Stated problem: Read the listing and extract each line that includes the word "path".

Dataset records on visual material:

-- -- --

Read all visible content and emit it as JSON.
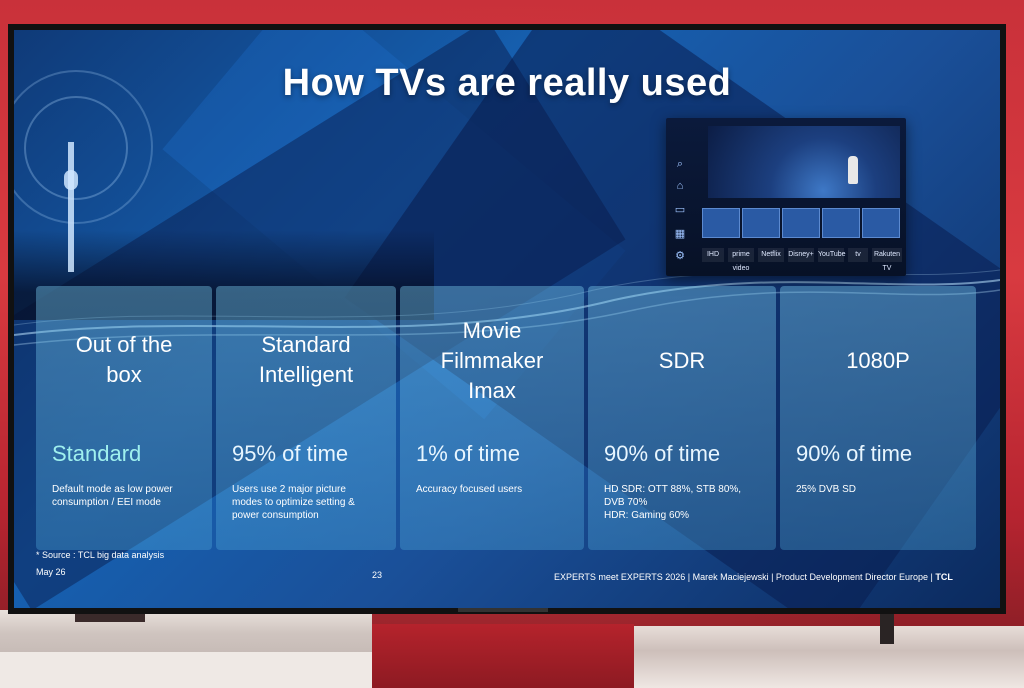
{
  "slide": {
    "title": "How TVs are really used",
    "cards": [
      {
        "heading_lines": [
          "Out of the",
          "box"
        ],
        "value": "Standard",
        "description_lines": [
          "Default mode as low power",
          "consumption / EEI mode"
        ]
      },
      {
        "heading_lines": [
          "Standard",
          "Intelligent"
        ],
        "value": "95% of time",
        "description_lines": [
          "Users use 2 major picture",
          "modes to optimize setting &",
          "power consumption"
        ]
      },
      {
        "heading_lines": [
          "Movie",
          "Filmmaker",
          "Imax"
        ],
        "value": "1% of time",
        "description_lines": [
          "Accuracy focused users"
        ]
      },
      {
        "heading_lines": [
          "SDR"
        ],
        "value": "90% of time",
        "description_lines": [
          "HD SDR: OTT 88%, STB 80%,",
          "DVB 70%",
          "HDR: Gaming 60%"
        ]
      },
      {
        "heading_lines": [
          "1080P"
        ],
        "value": "90% of time",
        "description_lines": [
          "25% DVB SD"
        ]
      }
    ],
    "source": "* Source : TCL big data analysis",
    "date": "May 26",
    "page_number": "23",
    "credit": "EXPERTS meet EXPERTS 2026 | Marek Maciejewski | Product Development Director Europe |",
    "logo": "TCL"
  },
  "mini_ui": {
    "apps": [
      "IHD",
      "prime video",
      "Netflix",
      "Disney+",
      "YouTube",
      "tv",
      "Rakuten TV"
    ]
  },
  "colors": {
    "screen_blue": "#1660b0",
    "card_value_highlight": "#9ff0ee",
    "wall_red": "#d83a40"
  }
}
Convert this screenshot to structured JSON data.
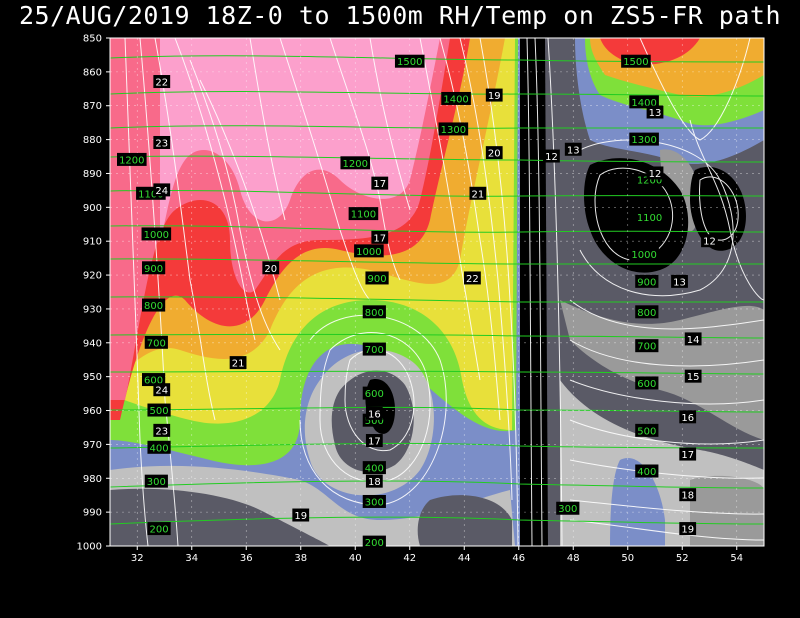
{
  "title": "25/AUG/2019 18Z-0 to 1500m RH/Temp on ZS5-FR path",
  "colors": {
    "background": "#000000",
    "rh_fills": [
      "#000000",
      "#5a5a66",
      "#9a9a9a",
      "#c0c0c0",
      "#7b8ec8",
      "#7fe03a",
      "#e8e03a",
      "#f0ac30",
      "#f43a3a",
      "#f86a8a",
      "#fca0cc"
    ],
    "height_contour": "#22cc22",
    "temp_contour": "#ffffff"
  },
  "chart_data": {
    "type": "contour",
    "title": "25/AUG/2019 18Z-0 to 1500m RH/Temp on ZS5-FR path",
    "xlabel": "",
    "ylabel": "",
    "xlim": [
      31,
      55
    ],
    "ylim": [
      1000,
      850
    ],
    "x_ticks": [
      32,
      34,
      36,
      38,
      40,
      42,
      44,
      46,
      48,
      50,
      52,
      54
    ],
    "y_ticks": [
      850,
      860,
      870,
      880,
      890,
      900,
      910,
      920,
      930,
      940,
      950,
      960,
      970,
      980,
      990,
      1000
    ],
    "grid": true,
    "height_labels": [
      {
        "text": "1500",
        "x": 42.0,
        "y": 857
      },
      {
        "text": "1400",
        "x": 43.7,
        "y": 868
      },
      {
        "text": "1300",
        "x": 43.6,
        "y": 877
      },
      {
        "text": "1200",
        "x": 31.8,
        "y": 886
      },
      {
        "text": "1200",
        "x": 40.0,
        "y": 887
      },
      {
        "text": "1100",
        "x": 32.5,
        "y": 896
      },
      {
        "text": "1100",
        "x": 40.3,
        "y": 902
      },
      {
        "text": "1000",
        "x": 32.7,
        "y": 908
      },
      {
        "text": "1000",
        "x": 40.5,
        "y": 913
      },
      {
        "text": "900",
        "x": 32.6,
        "y": 918
      },
      {
        "text": "900",
        "x": 40.8,
        "y": 921
      },
      {
        "text": "800",
        "x": 32.6,
        "y": 929
      },
      {
        "text": "800",
        "x": 40.7,
        "y": 931
      },
      {
        "text": "700",
        "x": 32.7,
        "y": 940
      },
      {
        "text": "700",
        "x": 40.7,
        "y": 942
      },
      {
        "text": "600",
        "x": 32.6,
        "y": 951
      },
      {
        "text": "600",
        "x": 40.7,
        "y": 955
      },
      {
        "text": "500",
        "x": 32.8,
        "y": 960
      },
      {
        "text": "500",
        "x": 40.7,
        "y": 963
      },
      {
        "text": "400",
        "x": 32.8,
        "y": 971
      },
      {
        "text": "400",
        "x": 40.7,
        "y": 977
      },
      {
        "text": "300",
        "x": 32.7,
        "y": 981
      },
      {
        "text": "300",
        "x": 40.7,
        "y": 987
      },
      {
        "text": "200",
        "x": 32.8,
        "y": 995
      },
      {
        "text": "200",
        "x": 40.7,
        "y": 999
      },
      {
        "text": "1500",
        "x": 50.3,
        "y": 857
      },
      {
        "text": "1400",
        "x": 50.6,
        "y": 869
      },
      {
        "text": "1300",
        "x": 50.6,
        "y": 880
      },
      {
        "text": "1200",
        "x": 50.8,
        "y": 892
      },
      {
        "text": "1100",
        "x": 50.8,
        "y": 903
      },
      {
        "text": "1000",
        "x": 50.6,
        "y": 914
      },
      {
        "text": "900",
        "x": 50.7,
        "y": 922
      },
      {
        "text": "800",
        "x": 50.7,
        "y": 931
      },
      {
        "text": "700",
        "x": 50.7,
        "y": 941
      },
      {
        "text": "600",
        "x": 50.7,
        "y": 952
      },
      {
        "text": "500",
        "x": 50.7,
        "y": 966
      },
      {
        "text": "400",
        "x": 50.7,
        "y": 978
      },
      {
        "text": "300",
        "x": 47.8,
        "y": 989
      }
    ],
    "temp_labels": [
      {
        "text": "22",
        "x": 32.9,
        "y": 863
      },
      {
        "text": "23",
        "x": 32.9,
        "y": 881
      },
      {
        "text": "24",
        "x": 32.9,
        "y": 895
      },
      {
        "text": "24",
        "x": 32.9,
        "y": 954
      },
      {
        "text": "23",
        "x": 32.9,
        "y": 966
      },
      {
        "text": "21",
        "x": 35.7,
        "y": 946
      },
      {
        "text": "20",
        "x": 36.9,
        "y": 918
      },
      {
        "text": "19",
        "x": 38.0,
        "y": 991
      },
      {
        "text": "17",
        "x": 40.9,
        "y": 893
      },
      {
        "text": "17",
        "x": 40.9,
        "y": 909
      },
      {
        "text": "16",
        "x": 40.7,
        "y": 961
      },
      {
        "text": "17",
        "x": 40.7,
        "y": 969
      },
      {
        "text": "18",
        "x": 40.7,
        "y": 981
      },
      {
        "text": "19",
        "x": 45.1,
        "y": 867
      },
      {
        "text": "20",
        "x": 45.1,
        "y": 884
      },
      {
        "text": "21",
        "x": 44.5,
        "y": 896
      },
      {
        "text": "22",
        "x": 44.3,
        "y": 921
      },
      {
        "text": "12",
        "x": 47.2,
        "y": 885
      },
      {
        "text": "13",
        "x": 48.0,
        "y": 883
      },
      {
        "text": "13",
        "x": 51.0,
        "y": 872
      },
      {
        "text": "12",
        "x": 51.0,
        "y": 890
      },
      {
        "text": "12",
        "x": 53.0,
        "y": 910
      },
      {
        "text": "13",
        "x": 51.9,
        "y": 922
      },
      {
        "text": "14",
        "x": 52.4,
        "y": 939
      },
      {
        "text": "15",
        "x": 52.4,
        "y": 950
      },
      {
        "text": "16",
        "x": 52.2,
        "y": 962
      },
      {
        "text": "17",
        "x": 52.2,
        "y": 973
      },
      {
        "text": "18",
        "x": 52.2,
        "y": 985
      },
      {
        "text": "19",
        "x": 52.2,
        "y": 995
      }
    ]
  }
}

-- -- --

Final answer:
  "title": "25/AUG/2019 18Z-0 to 1500m RH/Temp on ZS5-FR path",
    "title": "25/AUG/2019 18Z-0 to 1500m RH/Temp on ZS5-FR path",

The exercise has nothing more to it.